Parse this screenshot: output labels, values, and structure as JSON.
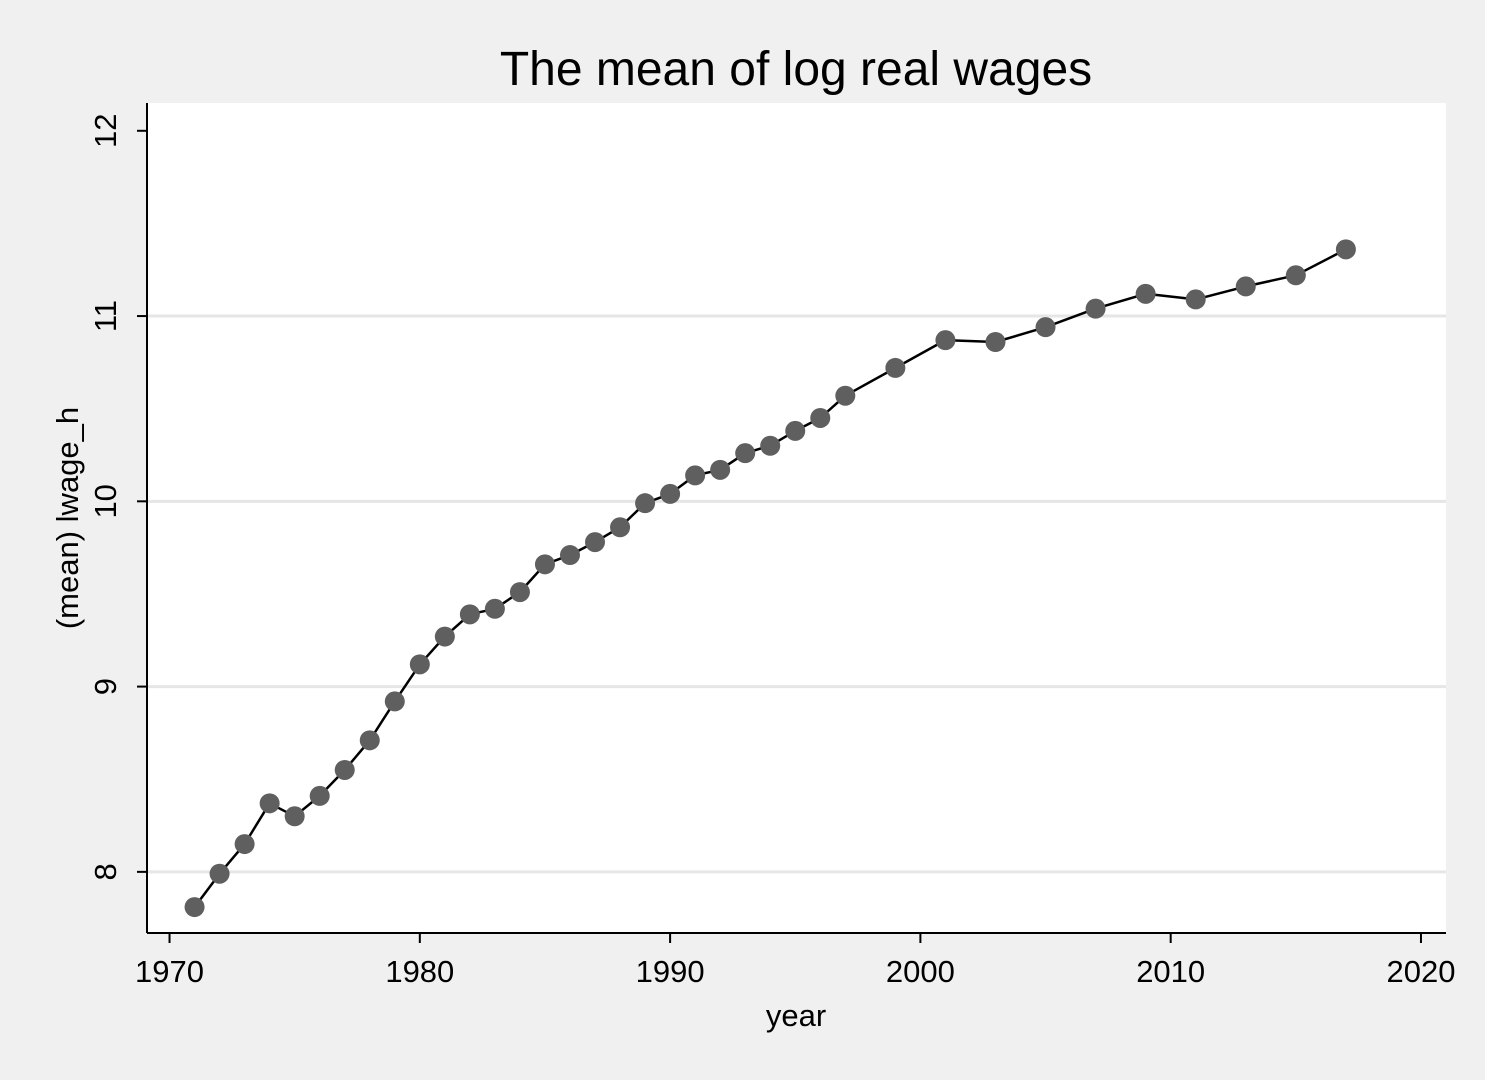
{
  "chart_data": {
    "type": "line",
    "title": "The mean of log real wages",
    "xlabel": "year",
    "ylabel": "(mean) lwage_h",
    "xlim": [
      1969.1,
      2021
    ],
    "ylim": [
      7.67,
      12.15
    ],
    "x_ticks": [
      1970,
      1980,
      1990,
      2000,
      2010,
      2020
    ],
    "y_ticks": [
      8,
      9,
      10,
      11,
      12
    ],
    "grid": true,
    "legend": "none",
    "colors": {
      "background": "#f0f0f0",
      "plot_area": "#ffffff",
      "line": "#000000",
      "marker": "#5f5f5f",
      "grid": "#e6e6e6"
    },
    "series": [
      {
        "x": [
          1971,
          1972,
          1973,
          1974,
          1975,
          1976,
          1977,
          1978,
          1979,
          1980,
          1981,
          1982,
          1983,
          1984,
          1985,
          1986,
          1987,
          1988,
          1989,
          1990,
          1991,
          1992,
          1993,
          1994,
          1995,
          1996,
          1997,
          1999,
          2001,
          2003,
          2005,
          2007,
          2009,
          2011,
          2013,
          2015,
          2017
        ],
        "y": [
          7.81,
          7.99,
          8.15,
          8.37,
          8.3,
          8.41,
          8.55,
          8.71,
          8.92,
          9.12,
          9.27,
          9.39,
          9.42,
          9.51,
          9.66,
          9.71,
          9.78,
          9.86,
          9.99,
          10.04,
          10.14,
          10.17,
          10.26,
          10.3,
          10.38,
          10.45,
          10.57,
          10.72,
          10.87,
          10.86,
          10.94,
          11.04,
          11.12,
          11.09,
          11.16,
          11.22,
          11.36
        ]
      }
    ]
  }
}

□ □ □ □ □ □ □

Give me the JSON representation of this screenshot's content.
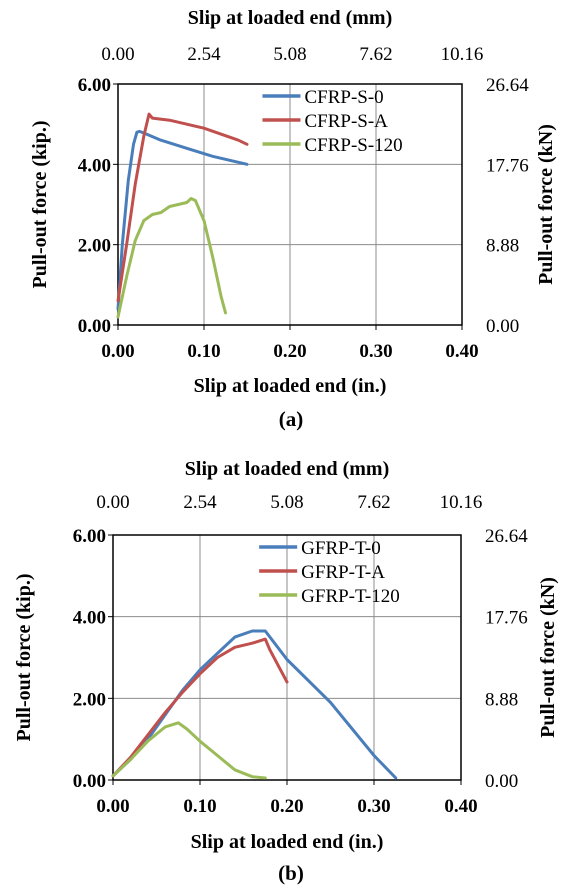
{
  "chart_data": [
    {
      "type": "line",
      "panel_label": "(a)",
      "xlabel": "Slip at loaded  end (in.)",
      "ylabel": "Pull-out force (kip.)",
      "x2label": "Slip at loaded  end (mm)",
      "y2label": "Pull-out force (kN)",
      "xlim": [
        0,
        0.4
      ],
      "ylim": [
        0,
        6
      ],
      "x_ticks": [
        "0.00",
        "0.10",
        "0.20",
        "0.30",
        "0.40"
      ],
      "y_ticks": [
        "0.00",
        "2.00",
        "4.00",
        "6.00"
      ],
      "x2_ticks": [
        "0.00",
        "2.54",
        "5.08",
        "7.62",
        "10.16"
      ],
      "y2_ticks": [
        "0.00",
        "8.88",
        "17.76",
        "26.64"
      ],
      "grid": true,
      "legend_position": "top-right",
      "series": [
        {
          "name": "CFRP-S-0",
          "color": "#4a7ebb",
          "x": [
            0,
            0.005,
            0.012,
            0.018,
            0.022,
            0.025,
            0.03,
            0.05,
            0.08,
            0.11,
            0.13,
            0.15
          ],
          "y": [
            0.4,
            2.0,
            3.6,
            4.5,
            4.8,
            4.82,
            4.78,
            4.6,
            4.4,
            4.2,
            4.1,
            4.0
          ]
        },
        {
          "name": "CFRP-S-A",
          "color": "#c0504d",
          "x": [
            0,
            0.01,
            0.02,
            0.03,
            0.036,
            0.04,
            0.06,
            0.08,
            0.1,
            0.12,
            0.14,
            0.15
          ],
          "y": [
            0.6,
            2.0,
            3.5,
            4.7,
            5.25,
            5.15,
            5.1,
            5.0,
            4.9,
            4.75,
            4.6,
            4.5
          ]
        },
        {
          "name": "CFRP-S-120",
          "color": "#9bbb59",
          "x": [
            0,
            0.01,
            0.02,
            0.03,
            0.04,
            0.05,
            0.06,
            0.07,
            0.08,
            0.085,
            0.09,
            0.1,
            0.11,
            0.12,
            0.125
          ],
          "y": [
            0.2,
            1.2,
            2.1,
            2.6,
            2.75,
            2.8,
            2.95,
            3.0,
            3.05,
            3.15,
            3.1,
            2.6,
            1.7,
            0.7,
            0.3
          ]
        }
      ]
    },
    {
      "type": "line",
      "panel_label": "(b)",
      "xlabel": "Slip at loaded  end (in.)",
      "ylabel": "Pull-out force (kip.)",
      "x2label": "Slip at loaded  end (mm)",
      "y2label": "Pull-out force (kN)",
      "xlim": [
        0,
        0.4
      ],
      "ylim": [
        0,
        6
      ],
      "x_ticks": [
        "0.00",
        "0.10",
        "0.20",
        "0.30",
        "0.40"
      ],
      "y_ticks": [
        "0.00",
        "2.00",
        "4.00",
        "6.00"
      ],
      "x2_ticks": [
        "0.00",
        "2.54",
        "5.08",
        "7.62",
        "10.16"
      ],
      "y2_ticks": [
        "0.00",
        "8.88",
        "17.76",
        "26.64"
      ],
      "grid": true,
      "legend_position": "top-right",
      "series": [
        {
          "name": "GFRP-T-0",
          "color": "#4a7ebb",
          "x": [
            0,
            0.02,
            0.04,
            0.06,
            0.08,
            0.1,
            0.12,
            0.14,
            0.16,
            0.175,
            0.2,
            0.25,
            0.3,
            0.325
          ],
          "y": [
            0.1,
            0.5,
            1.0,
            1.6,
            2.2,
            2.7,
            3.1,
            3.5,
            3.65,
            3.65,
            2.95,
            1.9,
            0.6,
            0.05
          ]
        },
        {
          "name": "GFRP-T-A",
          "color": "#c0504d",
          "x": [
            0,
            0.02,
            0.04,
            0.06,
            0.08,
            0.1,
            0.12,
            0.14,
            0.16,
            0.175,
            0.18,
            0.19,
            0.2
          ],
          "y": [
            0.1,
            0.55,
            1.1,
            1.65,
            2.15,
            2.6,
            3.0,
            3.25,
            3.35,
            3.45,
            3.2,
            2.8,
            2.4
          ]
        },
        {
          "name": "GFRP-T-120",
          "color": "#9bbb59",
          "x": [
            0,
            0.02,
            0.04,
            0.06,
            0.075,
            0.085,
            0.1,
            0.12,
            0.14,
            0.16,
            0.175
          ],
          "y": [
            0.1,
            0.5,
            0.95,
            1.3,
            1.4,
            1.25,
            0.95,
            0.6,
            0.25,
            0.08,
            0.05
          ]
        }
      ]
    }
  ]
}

□ □ □ □ □ □ □

Search the entries for the string "GFRP" and collect each line that has it.

          "name": "GFRP-T-0",
          "name": "GFRP-T-A",
          "name": "GFRP-T-120",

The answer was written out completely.